**EXERCISE PROMPT**
The expected answer is the data below, printed verbatim without its pictures.

**DATA FOR ANALYSIS**
□ □ □ □ □

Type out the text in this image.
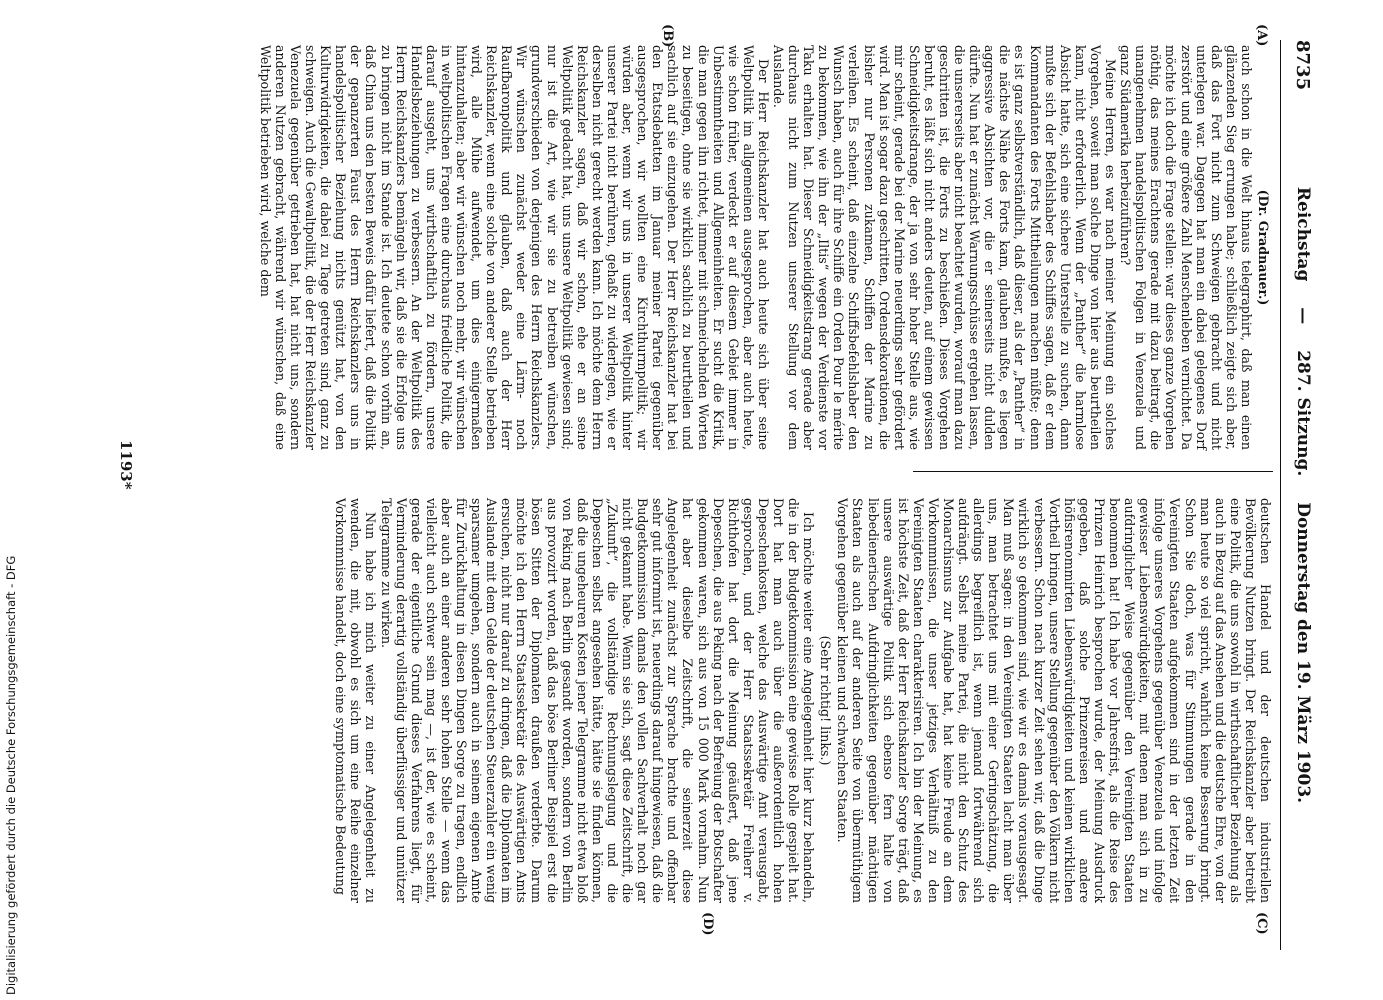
8735
Reichstag — 287. Sitzung. Donnerstag den 19. März 1903.
(A)
(B)
(C)
(D)
(Dr. Gradnauer.)

auch schon in die Welt hinaus telegraphirt, daß man einen glänzenden Sieg errungen habe; schließlich zeigte sich aber, daß das Fort nicht zum Schweigen gebracht und nicht unterlegen war. Dagegen hat man ein dabei gelegenes Dorf zerstört und eine größere Zahl Menschenleben vernichtet. Da möchte ich doch die Frage stellen: war dieses ganze Vorgehen nöthig, das meines Erachtens gerade mit dazu beitragt, die unangenehmen handelspolitischen Folgen in Venezuela und ganz Südamerika herbeizuführen?

Meine Herren, es war nach meiner Meinung ein solches Vorgehen, soweit man solche Dinge von hier aus beurtheilen kann, nicht erforderlich. Wenn der „Panther“ die harmlose Absicht hatte, sich eine sichere Unterstelle zu suchen, dann mußte sich der Befehlshaber des Schiffes sagen, daß er dem Kommandanten des Forts Mittheilungen machen müßte; denn es ist ganz selbstverständlich, daß dieser, als der „Panther“ in die nächste Nähe des Forts kam, glauben mußte, es liegen aggressive Absichten vor, die er seinerseits nicht dulden dürfte. Nun hat er zunächst Warnungsschüsse ergehen lassen, die unsererseits aber nicht beachtet wurden, worauf man dazu geschritten ist, die Forts zu beschießen. Dieses Vorgehen beruht, es läßt sich nicht anders deuten, auf einem gewissen Schneidigkeitsdrange, der ja von sehr hoher Stelle aus, wie mir scheint, gerade bei der Marine neuerdings sehr gefördert wird. Man ist sogar dazu geschritten, Ordensdekorationen, die bisher nur Personen zukamen, Schiffen der Marine zu verleihen. Es scheint, daß einzelne Schiffsbefehlshaber den Wunsch haben, auch für ihre Schiffe ein Orden Pour le mérite zu bekommen, wie ihn der „Iltis“ wegen der Verdienste vor Taku erhalten hat. Dieser Schneidigkeitsdrang gerade aber durchaus nicht zum Nutzen unserer Stellung vor dem Auslande.

Der Herr Reichskanzler hat auch heute sich über seine Weltpolitik im allgemeinen ausgesprochen, aber auch heute, wie schon früher, verdeckt er auf diesem Gebiet immer in Unbestimmtheiten und Allgemeinheiten. Er sucht die Kritik, die man gegen ihn richtet, immer mit schmeichelnden Worten zu beseitigen, ohne sie wirklich sachlich zu beurtheilen und sachlich auf sie einzugehen. Der Herr Reichskanzler hat bei den Etatsdebatten im Januar meiner Partei gegenüber ausgesprochen, wir wollten eine Kirchthurmpolitik; wir würden aber, wenn wir uns in unserer Weltpolitik hinter unserer Partei nicht berühren, gehaßt zu widerlegen, wie er derselben nicht gerecht werden kann. Ich möchte dem Herrn Reichskanzler sagen, daß wir schon, ehe er an seine Weltpolitik gedacht hat, uns unsere Weltpolitik gewiesen sind; nur ist die Art, wie wir sie zu betreiben wünschen, grundverschieden von derjenigen des Herrn Reichskanzlers. Wir wünschen zunächst weder eine Lärm- noch Raufbaronpolitik und glauben, daß auch der Herr Reichskanzler, wenn eine solche von anderer Stelle betrieben wird, alle Mühe aufwendet, um dies einigermaßen hintanzuhalten; aber wir wünschen noch mehr, wir wünschen in weltpolitischen Fragen eine durchaus friedliche Politik, die darauf ausgeht, uns wirthschaftlich zu fördern, unsere Handelsbeziehungen zu verbessern. An der Weltpolitik des Herrn Reichskanzlers bemängeln wir, daß sie die Erfolge uns zu bringen nicht im Stande ist. Ich deutete schon vorhin an, daß China uns den besten Beweis dafür liefert, daß die Politik der gepanzerten Faust des Herrn Reichskanzlers uns in handelspolitischer Beziehung nichts genützt hat, von den Kulturwidrigkeiten, die dabei zu Tage getreten sind, ganz zu schweigen. Auch die Gewaltpolitik, die der Herr Reichskanzler Venezuela gegenüber getrieben hat, hat nicht uns, sondern anderen Nutzen gebracht, während wir wünschen, daß eine Weltpolitik betrieben wird, welche dem

deutschen Handel und der deutschen industriellen Bevölkerung Nutzen bringt. Der Reichskanzler aber betreibt eine Politik, die uns sowohl in wirthschaftlicher Beziehung als auch in Bezug auf das Ansehen und die deutsche Ehre, von der man heute so viel spricht, wahrlich keine Besserung bringt. Schon Sie doch, was für Stimmungen gerade in den Vereinigten Staaten aufgekommen sind in der letzten Zeit infolge unseres Vorgehens gegenüber Venezuela und infolge gewisser Liebenswürdigkeiten, mit denen man sich in zu aufdringlicher Weise gegenüber den Vereinigten Staaten benommen hat! Ich habe vor Jahresfrist, als die Reise des Prinzen Heinrich besprochen wurde, der Meinung Ausdruck gegeben, daß solche Prinzenreisen und andere höfisrenommirten Liebenswürdigkeiten und keinen wirklichen Vortheil bringen, unsere Stellung gegenüber den Völkern nicht verbessern. Schon nach kurzer Zeit sehen wir, daß die Dinge wirklich so gekommen sind, wie wir es damals vorausgesagt. Man muß sagen: in den Vereinigten Staaten lacht man über uns, man betrachtet uns mit einer Geringschätzung, die allerdings begreiflich ist, wenn jemand fortwährend sich aufdrängt. Selbst meine Partei, die nicht den Schutz des Monarchismus zur Aufgabe hat, hat keine Freude an dem Vorkommnissen, die unser jetziges Verhältniß zu den Vereinigten Staaten charakterisiren. Ich bin der Meinung, es ist höchste Zeit, daß der Herr Reichskanzler Sorge trägt, daß unsere auswärtige Politik sich ebenso fern halte von liebedienerischen Aufdringlichkeiten gegenüber mächtigen Staaten als auch auf der anderen Seite von übermüthigem Vorgehen gegenüber kleinen und schwachen Staaten.

(Sehr richtig! links.)

Ich möchte weiter eine Angelegenheit hier kurz behandeln, die in der Budgetkommission eine gewisse Rolle gespielt hat. Dort hat man auch über die außerordentlich hohen Depeschenkosten, welche das Auswärtige Amt verausgabt, gesprochen, und der Herr Staatssekretär Freiherr v. Richthofen hat dort die Meinung geäußert, daß jene Depeschen, die aus Peking nach der Befreiung der Botschafter gekommen waren, sich aus von 15 000 Mark vornahm. Nun hat aber dieselbe Zeitschrift, die seinerzeit diese Angelegenheit zunächst zur Sprache brachte und offenbar sehr gut informirt ist, neuerdings darauf hingewiesen, daß die Budgetkommission damals den vollen Sachverhalt noch gar nicht gekannt habe. Wenn sie sich, sagt diese Zeitschrift, die „Zukunft“, die vollständige Rechnungslegung und die Depeschen selbst angesehen hätte, hätte sie finden können, daß die ungeheuren Kosten jener Telegramme nicht etwa bloß von Peking nach Berlin gesandt worden, sondern von Berlin aus provozirt worden, daß das böse Berliner Beispiel erst die bösen Sitten der Diplomaten draußen verderbte. Darum möchte ich den Herrn Staatssekretär des Auswärtigen Amts ersuchen, nicht nur darauf zu dringen, daß die Diplomaten im Auslande mit dem Gelde der deutschen Steuerzahler ein wenig sparsamer umgehen, sondern auch in seinem eigenen Amte für Zurückhaltung in diesen Dingen Sorge zu tragen, endlich aber auch an einer anderen sehr hohen Stelle — wenn das vielleicht auch schwer sein mag —, ist der, wie es scheint, gerade der eigentliche Grund dieses Verfahrens liegt, für Verminderung derartig vollständig überflüssiger und unnützer Telegramme zu wirken.

Nun habe ich mich weiter zu einer Angelegenheit zu wenden, die mit, obwohl es sich um eine Reihe einzelner Vorkommnisse handelt, doch eine symptomatische Bedeutung

1193*
Digitalisierung gefördert durch die Deutsche Forschungsgemeinschaft - DFG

□ □ □ □ □

**REPLY TO THE TASK**
Type out the text in this image.
8735
Reichstag — 287. Sitzung. Donnerstag den 19. März 1903.
(A)
(B)
(C)
(D)
(Dr. Gradnauer.)

auch schon in die Welt hinaus telegraphirt, daß man einen glänzenden Sieg errungen habe; schließlich zeigte sich aber, daß das Fort nicht zum Schweigen gebracht und nicht unterlegen war. Dagegen hat man ein dabei gelegenes Dorf zerstört und eine größere Zahl Menschenleben vernichtet. Da möchte ich doch die Frage stellen: war dieses ganze Vorgehen nöthig, das meines Erachtens gerade mit dazu beitragt, die unangenehmen handelspolitischen Folgen in Venezuela und ganz Südamerika herbeizuführen?

Meine Herren, es war nach meiner Meinung ein solches Vorgehen, soweit man solche Dinge von hier aus beurtheilen kann, nicht erforderlich. Wenn der „Panther“ die harmlose Absicht hatte, sich eine sichere Unterstelle zu suchen, dann mußte sich der Befehlshaber des Schiffes sagen, daß er dem Kommandanten des Forts Mittheilungen machen müßte; denn es ist ganz selbstverständlich, daß dieser, als der „Panther“ in die nächste Nähe des Forts kam, glauben mußte, es liegen aggressive Absichten vor, die er seinerseits nicht dulden dürfte. Nun hat er zunächst Warnungsschüsse ergehen lassen, die unsererseits aber nicht beachtet wurden, worauf man dazu geschritten ist, die Forts zu beschießen. Dieses Vorgehen beruht, es läßt sich nicht anders deuten, auf einem gewissen Schneidigkeitsdrange, der ja von sehr hoher Stelle aus, wie mir scheint, gerade bei der Marine neuerdings sehr gefördert wird. Man ist sogar dazu geschritten, Ordensdekorationen, die bisher nur Personen zukamen, Schiffen der Marine zu verleihen. Es scheint, daß einzelne Schiffsbefehlshaber den Wunsch haben, auch für ihre Schiffe ein Orden Pour le mérite zu bekommen, wie ihn der „Iltis“ wegen der Verdienste vor Taku erhalten hat. Dieser Schneidigkeitsdrang gerade aber durchaus nicht zum Nutzen unserer Stellung vor dem Auslande.

Der Herr Reichskanzler hat auch heute sich über seine Weltpolitik im allgemeinen ausgesprochen, aber auch heute, wie schon früher, verdeckt er auf diesem Gebiet immer in Unbestimmtheiten und Allgemeinheiten. Er sucht die Kritik, die man gegen ihn richtet, immer mit schmeichelnden Worten zu beseitigen, ohne sie wirklich sachlich zu beurtheilen und sachlich auf sie einzugehen. Der Herr Reichskanzler hat bei den Etatsdebatten im Januar meiner Partei gegenüber ausgesprochen, wir wollten eine Kirchthurmpolitik; wir würden aber, wenn wir uns in unserer Weltpolitik hinter unserer Partei nicht berühren, gehaßt zu widerlegen, wie er derselben nicht gerecht werden kann. Ich möchte dem Herrn Reichskanzler sagen, daß wir schon, ehe er an seine Weltpolitik gedacht hat, uns unsere Weltpolitik gewiesen sind; nur ist die Art, wie wir sie zu betreiben wünschen, grundverschieden von derjenigen des Herrn Reichskanzlers. Wir wünschen zunächst weder eine Lärm- noch Raufbaronpolitik und glauben, daß auch der Herr Reichskanzler, wenn eine solche von anderer Stelle betrieben wird, alle Mühe aufwendet, um dies einigermaßen hintanzuhalten; aber wir wünschen noch mehr, wir wünschen in weltpolitischen Fragen eine durchaus friedliche Politik, die darauf ausgeht, uns wirthschaftlich zu fördern, unsere Handelsbeziehungen zu verbessern. An der Weltpolitik des Herrn Reichskanzlers bemängeln wir, daß sie die Erfolge uns zu bringen nicht im Stande ist. Ich deutete schon vorhin an, daß China uns den besten Beweis dafür liefert, daß die Politik der gepanzerten Faust des Herrn Reichskanzlers uns in handelspolitischer Beziehung nichts genützt hat, von den Kulturwidrigkeiten, die dabei zu Tage getreten sind, ganz zu schweigen. Auch die Gewaltpolitik, die der Herr Reichskanzler Venezuela gegenüber getrieben hat, hat nicht uns, sondern anderen Nutzen gebracht, während wir wünschen, daß eine Weltpolitik betrieben wird, welche dem

deutschen Handel und der deutschen industriellen Bevölkerung Nutzen bringt. Der Reichskanzler aber betreibt eine Politik, die uns sowohl in wirthschaftlicher Beziehung als auch in Bezug auf das Ansehen und die deutsche Ehre, von der man heute so viel spricht, wahrlich keine Besserung bringt. Schon Sie doch, was für Stimmungen gerade in den Vereinigten Staaten aufgekommen sind in der letzten Zeit infolge unseres Vorgehens gegenüber Venezuela und infolge gewisser Liebenswürdigkeiten, mit denen man sich in zu aufdringlicher Weise gegenüber den Vereinigten Staaten benommen hat! Ich habe vor Jahresfrist, als die Reise des Prinzen Heinrich besprochen wurde, der Meinung Ausdruck gegeben, daß solche Prinzenreisen und andere höfisrenommirten Liebenswürdigkeiten und keinen wirklichen Vortheil bringen, unsere Stellung gegenüber den Völkern nicht verbessern. Schon nach kurzer Zeit sehen wir, daß die Dinge wirklich so gekommen sind, wie wir es damals vorausgesagt. Man muß sagen: in den Vereinigten Staaten lacht man über uns, man betrachtet uns mit einer Geringschätzung, die allerdings begreiflich ist, wenn jemand fortwährend sich aufdrängt. Selbst meine Partei, die nicht den Schutz des Monarchismus zur Aufgabe hat, hat keine Freude an dem Vorkommnissen, die unser jetziges Verhältniß zu den Vereinigten Staaten charakterisiren. Ich bin der Meinung, es ist höchste Zeit, daß der Herr Reichskanzler Sorge trägt, daß unsere auswärtige Politik sich ebenso fern halte von liebedienerischen Aufdringlichkeiten gegenüber mächtigen Staaten als auch auf der anderen Seite von übermüthigem Vorgehen gegenüber kleinen und schwachen Staaten.

(Sehr richtig! links.)

Ich möchte weiter eine Angelegenheit hier kurz behandeln, die in der Budgetkommission eine gewisse Rolle gespielt hat. Dort hat man auch über die außerordentlich hohen Depeschenkosten, welche das Auswärtige Amt verausgabt, gesprochen, und der Herr Staatssekretär Freiherr v. Richthofen hat dort die Meinung geäußert, daß jene Depeschen, die aus Peking nach der Befreiung der Botschafter gekommen waren, sich aus von 15 000 Mark vornahm. Nun hat aber dieselbe Zeitschrift, die seinerzeit diese Angelegenheit zunächst zur Sprache brachte und offenbar sehr gut informirt ist, neuerdings darauf hingewiesen, daß die Budgetkommission damals den vollen Sachverhalt noch gar nicht gekannt habe. Wenn sie sich, sagt diese Zeitschrift, die „Zukunft“, die vollständige Rechnungslegung und die Depeschen selbst angesehen hätte, hätte sie finden können, daß die ungeheuren Kosten jener Telegramme nicht etwa bloß von Peking nach Berlin gesandt worden, sondern von Berlin aus provozirt worden, daß das böse Berliner Beispiel erst die bösen Sitten der Diplomaten draußen verderbte. Darum möchte ich den Herrn Staatssekretär des Auswärtigen Amts ersuchen, nicht nur darauf zu dringen, daß die Diplomaten im Auslande mit dem Gelde der deutschen Steuerzahler ein wenig sparsamer umgehen, sondern auch in seinem eigenen Amte für Zurückhaltung in diesen Dingen Sorge zu tragen, endlich aber auch an einer anderen sehr hohen Stelle — wenn das vielleicht auch schwer sein mag —, ist der, wie es scheint, gerade der eigentliche Grund dieses Verfahrens liegt, für Verminderung derartig vollständig überflüssiger und unnützer Telegramme zu wirken.

Nun habe ich mich weiter zu einer Angelegenheit zu wenden, die mit, obwohl es sich um eine Reihe einzelner Vorkommnisse handelt, doch eine symptomatische Bedeutung

1193*
Digitalisierung gefördert durch die Deutsche Forschungsgemeinschaft - DFG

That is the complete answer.